Dataset records:
════════════════
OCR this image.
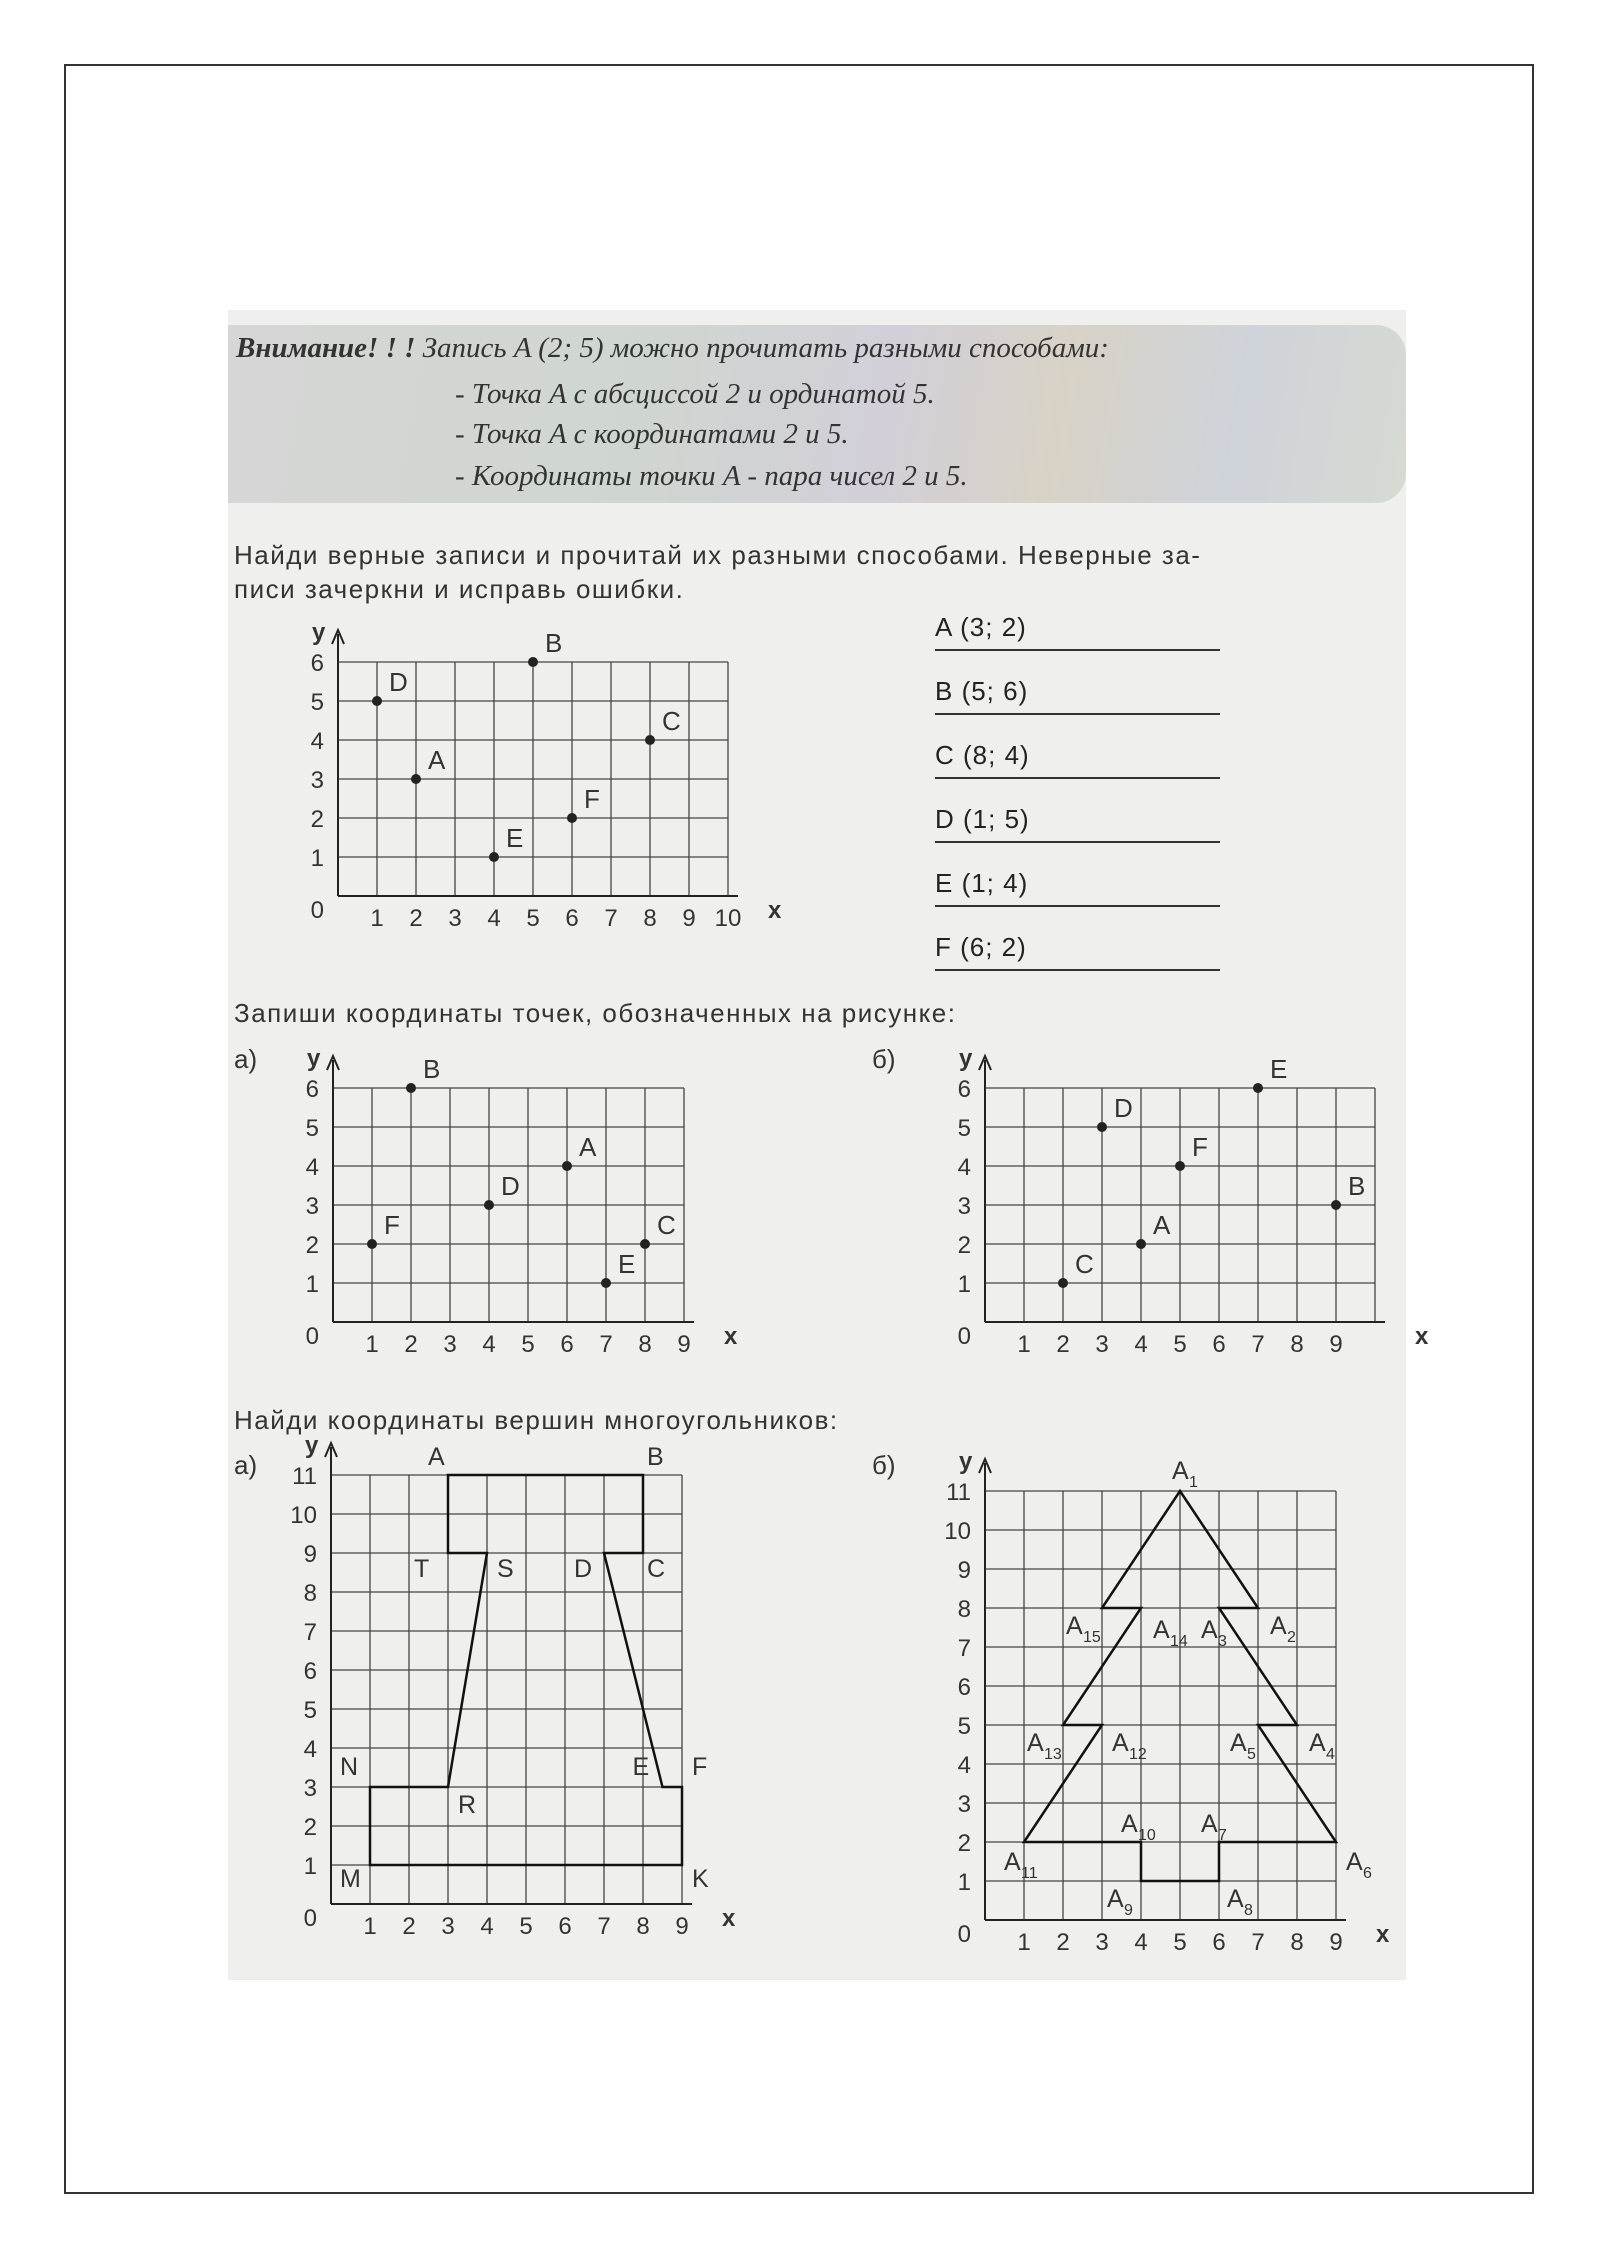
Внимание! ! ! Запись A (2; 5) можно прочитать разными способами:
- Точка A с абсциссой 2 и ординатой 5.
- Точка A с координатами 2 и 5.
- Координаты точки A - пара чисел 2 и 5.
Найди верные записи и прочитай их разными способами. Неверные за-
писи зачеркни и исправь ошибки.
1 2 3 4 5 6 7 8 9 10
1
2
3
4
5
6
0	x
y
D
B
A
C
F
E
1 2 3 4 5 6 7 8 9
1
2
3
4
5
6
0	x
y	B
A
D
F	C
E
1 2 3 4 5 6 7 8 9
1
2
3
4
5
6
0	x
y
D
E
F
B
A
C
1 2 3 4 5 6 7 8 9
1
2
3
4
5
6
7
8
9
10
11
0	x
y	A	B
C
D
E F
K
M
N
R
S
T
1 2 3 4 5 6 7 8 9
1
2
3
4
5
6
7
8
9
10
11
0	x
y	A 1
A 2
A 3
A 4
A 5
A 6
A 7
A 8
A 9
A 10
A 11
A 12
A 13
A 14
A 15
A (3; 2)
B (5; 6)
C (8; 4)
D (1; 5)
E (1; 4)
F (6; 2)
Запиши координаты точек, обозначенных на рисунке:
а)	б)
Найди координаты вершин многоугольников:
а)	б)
════════════════
## Given request
Reproduce the material in its entirety and word for word, without the pictures.

## Output of the task
OCR this image.
Внимание! ! ! Запись A (2; 5) можно прочитать разными способами:
- Точка A с абсциссой 2 и ординатой 5.
- Точка A с координатами 2 и 5.
- Координаты точки A - пара чисел 2 и 5.
Найди верные записи и прочитай их разными способами. Неверные за-
писи зачеркни и исправь ошибки.
1 2 3 4 5 6 7 8 9 10
1
2
3
4
5
6
0	x
y
D
B
A
C
F
E
1 2 3 4 5 6 7 8 9
1
2
3
4
5
6
0	x
y	B
A
D
F	C
E
1 2 3 4 5 6 7 8 9
1
2
3
4
5
6
0	x
y
D
E
F
B
A
C
1 2 3 4 5 6 7 8 9
1
2
3
4
5
6
7
8
9
10
11
0	x
y	A	B
C
D
E F
K
M
N
R
S
T
1 2 3 4 5 6 7 8 9
1
2
3
4
5
6
7
8
9
10
11
0	x
y	A 1
A 2
A 3
A 4
A 5
A 6
A 7
A 8
A 9
A 10
A 11
A 12
A 13
A 14
A 15
A (3; 2)
B (5; 6)
C (8; 4)
D (1; 5)
E (1; 4)
F (6; 2)
Запиши координаты точек, обозначенных на рисунке:
а)	б)
Найди координаты вершин многоугольников:
а)	б)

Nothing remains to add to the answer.